■ TASK REQUIREMENTS ■
Return the records in full, exactly as given.

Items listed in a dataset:
----
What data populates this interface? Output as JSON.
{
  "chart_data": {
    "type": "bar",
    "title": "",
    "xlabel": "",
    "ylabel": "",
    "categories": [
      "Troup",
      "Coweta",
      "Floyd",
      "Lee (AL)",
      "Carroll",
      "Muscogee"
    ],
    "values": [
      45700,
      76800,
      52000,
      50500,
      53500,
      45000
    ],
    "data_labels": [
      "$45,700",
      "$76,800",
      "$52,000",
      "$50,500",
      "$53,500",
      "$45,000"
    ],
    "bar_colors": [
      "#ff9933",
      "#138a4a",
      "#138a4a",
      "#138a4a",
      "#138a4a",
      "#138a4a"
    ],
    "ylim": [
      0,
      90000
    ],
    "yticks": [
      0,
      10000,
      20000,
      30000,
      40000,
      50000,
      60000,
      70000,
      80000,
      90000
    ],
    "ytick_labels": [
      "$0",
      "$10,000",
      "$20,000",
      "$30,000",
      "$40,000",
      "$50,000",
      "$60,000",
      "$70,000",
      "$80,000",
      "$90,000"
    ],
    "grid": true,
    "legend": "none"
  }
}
----
■ EXERCISE SOLUTION ■
What data populates this interface? Output as JSON.
{
  "chart_data": {
    "type": "bar",
    "title": "",
    "xlabel": "",
    "ylabel": "",
    "categories": [
      "Troup",
      "Coweta",
      "Floyd",
      "Lee (AL)",
      "Carroll",
      "Muscogee"
    ],
    "values": [
      45700,
      76800,
      52000,
      50500,
      53500,
      45000
    ],
    "data_labels": [
      "$45,700",
      "$76,800",
      "$52,000",
      "$50,500",
      "$53,500",
      "$45,000"
    ],
    "bar_colors": [
      "#ff9933",
      "#138a4a",
      "#138a4a",
      "#138a4a",
      "#138a4a",
      "#138a4a"
    ],
    "ylim": [
      0,
      90000
    ],
    "yticks": [
      0,
      10000,
      20000,
      30000,
      40000,
      50000,
      60000,
      70000,
      80000,
      90000
    ],
    "ytick_labels": [
      "$0",
      "$10,000",
      "$20,000",
      "$30,000",
      "$40,000",
      "$50,000",
      "$60,000",
      "$70,000",
      "$80,000",
      "$90,000"
    ],
    "grid": true,
    "legend": "none"
  }
}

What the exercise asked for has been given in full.